----- Information given -----
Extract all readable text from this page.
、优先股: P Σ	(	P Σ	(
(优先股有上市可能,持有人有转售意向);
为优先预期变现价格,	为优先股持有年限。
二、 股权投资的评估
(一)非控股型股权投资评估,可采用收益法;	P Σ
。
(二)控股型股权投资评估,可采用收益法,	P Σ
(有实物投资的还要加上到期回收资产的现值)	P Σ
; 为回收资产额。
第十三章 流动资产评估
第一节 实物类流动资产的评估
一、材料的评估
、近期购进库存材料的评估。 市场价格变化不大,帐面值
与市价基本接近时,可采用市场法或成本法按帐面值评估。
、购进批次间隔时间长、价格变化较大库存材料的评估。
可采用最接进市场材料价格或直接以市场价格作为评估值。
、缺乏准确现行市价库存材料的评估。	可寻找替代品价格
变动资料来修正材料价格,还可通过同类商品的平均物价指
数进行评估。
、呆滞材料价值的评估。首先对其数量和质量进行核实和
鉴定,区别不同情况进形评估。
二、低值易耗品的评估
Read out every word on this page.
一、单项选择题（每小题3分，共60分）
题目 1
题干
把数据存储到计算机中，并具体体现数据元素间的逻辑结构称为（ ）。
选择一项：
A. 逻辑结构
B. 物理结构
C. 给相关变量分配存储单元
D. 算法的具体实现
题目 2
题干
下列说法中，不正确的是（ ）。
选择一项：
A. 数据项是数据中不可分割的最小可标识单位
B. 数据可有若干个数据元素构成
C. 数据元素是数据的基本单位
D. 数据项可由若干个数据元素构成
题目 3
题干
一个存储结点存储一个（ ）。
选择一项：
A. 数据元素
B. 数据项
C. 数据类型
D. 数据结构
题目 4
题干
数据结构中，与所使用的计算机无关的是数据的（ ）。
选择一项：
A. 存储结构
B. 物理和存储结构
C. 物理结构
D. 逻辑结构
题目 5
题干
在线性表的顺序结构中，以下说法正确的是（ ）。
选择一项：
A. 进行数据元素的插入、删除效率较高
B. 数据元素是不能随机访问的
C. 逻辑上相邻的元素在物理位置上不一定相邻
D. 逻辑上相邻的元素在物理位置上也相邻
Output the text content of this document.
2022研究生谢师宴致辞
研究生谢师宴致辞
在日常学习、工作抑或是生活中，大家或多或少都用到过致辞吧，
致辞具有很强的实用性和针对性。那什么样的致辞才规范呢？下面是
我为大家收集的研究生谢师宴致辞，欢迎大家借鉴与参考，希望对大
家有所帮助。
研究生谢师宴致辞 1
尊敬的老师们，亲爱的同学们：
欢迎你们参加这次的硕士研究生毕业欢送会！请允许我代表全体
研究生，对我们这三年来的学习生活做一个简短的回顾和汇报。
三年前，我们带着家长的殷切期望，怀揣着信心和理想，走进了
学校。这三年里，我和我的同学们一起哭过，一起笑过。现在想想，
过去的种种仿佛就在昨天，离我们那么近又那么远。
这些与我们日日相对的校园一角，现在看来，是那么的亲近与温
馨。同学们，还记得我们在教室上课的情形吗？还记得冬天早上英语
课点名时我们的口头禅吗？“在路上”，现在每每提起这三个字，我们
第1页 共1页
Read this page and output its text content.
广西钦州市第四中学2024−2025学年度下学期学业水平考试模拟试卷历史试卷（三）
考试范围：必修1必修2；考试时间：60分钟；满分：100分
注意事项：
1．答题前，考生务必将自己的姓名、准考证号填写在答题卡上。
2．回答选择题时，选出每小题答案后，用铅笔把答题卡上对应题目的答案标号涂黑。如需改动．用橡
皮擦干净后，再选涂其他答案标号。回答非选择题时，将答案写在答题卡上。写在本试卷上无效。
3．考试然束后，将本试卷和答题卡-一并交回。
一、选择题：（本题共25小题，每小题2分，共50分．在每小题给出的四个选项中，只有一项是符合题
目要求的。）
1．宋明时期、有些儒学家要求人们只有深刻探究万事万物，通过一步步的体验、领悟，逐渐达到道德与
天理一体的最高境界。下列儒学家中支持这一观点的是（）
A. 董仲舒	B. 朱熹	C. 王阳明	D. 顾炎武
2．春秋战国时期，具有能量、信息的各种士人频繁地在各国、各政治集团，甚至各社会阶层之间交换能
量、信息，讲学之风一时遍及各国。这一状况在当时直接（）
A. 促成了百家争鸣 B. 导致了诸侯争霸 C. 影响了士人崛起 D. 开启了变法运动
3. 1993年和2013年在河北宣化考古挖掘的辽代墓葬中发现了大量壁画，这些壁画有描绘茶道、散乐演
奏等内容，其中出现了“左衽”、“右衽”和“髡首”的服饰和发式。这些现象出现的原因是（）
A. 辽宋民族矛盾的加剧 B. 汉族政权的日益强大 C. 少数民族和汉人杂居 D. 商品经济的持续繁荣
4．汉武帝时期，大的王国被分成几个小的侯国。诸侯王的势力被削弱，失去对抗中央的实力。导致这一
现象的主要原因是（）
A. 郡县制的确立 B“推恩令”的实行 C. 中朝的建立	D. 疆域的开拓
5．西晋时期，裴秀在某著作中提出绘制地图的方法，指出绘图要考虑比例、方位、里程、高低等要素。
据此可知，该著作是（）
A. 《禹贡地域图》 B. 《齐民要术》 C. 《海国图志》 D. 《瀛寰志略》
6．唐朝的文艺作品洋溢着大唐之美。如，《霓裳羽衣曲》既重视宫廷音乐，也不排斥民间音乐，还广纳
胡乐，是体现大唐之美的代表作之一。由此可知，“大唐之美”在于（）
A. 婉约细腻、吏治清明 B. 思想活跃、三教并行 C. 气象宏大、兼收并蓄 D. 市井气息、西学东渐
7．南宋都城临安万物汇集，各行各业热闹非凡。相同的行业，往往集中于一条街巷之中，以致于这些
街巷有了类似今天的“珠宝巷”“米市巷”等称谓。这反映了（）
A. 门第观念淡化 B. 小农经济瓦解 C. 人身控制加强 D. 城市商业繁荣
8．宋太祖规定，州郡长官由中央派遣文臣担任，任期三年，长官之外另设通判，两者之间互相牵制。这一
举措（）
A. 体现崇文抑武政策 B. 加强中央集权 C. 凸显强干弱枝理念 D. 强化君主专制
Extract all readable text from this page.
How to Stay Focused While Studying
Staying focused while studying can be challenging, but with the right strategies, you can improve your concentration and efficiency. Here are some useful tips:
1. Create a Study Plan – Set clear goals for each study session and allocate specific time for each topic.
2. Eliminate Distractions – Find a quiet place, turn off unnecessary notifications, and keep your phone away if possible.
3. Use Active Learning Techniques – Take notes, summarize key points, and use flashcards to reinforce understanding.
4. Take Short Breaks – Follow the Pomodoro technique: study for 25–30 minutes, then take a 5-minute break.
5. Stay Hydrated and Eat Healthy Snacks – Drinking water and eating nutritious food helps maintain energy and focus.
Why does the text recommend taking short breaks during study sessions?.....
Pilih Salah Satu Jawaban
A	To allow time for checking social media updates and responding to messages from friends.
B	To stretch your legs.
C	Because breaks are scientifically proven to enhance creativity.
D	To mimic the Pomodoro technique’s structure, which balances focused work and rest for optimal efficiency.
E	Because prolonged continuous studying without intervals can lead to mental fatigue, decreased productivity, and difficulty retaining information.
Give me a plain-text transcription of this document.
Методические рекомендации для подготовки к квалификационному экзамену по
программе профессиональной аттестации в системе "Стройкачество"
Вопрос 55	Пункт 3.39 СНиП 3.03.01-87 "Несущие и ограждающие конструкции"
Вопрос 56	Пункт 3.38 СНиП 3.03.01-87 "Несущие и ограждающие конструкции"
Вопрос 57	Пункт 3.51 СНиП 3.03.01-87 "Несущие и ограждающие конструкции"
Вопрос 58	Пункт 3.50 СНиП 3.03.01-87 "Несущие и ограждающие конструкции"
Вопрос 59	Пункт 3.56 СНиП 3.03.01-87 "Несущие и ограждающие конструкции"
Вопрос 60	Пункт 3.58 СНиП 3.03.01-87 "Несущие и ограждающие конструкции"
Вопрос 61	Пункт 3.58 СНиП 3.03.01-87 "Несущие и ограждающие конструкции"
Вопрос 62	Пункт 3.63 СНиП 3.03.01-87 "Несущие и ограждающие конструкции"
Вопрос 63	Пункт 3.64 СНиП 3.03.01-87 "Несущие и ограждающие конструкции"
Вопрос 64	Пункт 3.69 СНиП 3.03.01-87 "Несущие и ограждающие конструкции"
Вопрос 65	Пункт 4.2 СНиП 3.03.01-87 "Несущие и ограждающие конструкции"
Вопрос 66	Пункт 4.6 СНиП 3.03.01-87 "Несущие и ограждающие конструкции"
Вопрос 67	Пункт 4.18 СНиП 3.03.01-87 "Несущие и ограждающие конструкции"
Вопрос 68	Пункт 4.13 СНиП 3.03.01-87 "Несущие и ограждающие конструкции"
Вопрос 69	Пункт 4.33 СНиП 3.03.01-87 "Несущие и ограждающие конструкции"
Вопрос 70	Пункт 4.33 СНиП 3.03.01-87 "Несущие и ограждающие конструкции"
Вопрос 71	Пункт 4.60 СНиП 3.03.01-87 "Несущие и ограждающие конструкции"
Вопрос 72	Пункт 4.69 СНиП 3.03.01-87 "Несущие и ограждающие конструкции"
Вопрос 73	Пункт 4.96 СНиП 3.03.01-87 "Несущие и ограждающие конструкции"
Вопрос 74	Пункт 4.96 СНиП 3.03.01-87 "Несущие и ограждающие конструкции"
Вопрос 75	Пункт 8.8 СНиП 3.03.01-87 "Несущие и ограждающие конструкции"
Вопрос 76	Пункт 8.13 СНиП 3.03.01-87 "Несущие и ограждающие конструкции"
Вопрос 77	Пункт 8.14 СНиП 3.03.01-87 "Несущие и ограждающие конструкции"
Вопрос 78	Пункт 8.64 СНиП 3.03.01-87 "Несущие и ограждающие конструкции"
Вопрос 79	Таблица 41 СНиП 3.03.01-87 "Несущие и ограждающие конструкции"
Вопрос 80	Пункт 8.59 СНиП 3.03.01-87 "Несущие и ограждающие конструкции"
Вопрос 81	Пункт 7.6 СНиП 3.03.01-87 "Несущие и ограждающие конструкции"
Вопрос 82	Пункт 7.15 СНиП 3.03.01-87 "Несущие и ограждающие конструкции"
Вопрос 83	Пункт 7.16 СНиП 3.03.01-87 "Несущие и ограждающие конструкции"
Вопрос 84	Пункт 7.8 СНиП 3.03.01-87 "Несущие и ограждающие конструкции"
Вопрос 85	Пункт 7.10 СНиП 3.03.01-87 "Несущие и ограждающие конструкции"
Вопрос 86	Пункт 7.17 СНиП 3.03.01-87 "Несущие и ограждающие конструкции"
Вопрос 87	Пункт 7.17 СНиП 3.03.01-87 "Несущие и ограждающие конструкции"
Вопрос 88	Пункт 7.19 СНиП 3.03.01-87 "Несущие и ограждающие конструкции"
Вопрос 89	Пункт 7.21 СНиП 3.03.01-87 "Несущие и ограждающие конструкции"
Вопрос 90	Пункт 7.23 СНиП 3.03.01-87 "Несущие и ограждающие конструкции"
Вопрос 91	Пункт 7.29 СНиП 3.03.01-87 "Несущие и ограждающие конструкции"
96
-----
Exercise requirements
Check each line above for "time" and return the ones that have it.

Result
1. Create a Study Plan – Set clear goals for each study session and allocate specific time for each topic.
A	To allow time for checking social media updates and responding to messages from friends.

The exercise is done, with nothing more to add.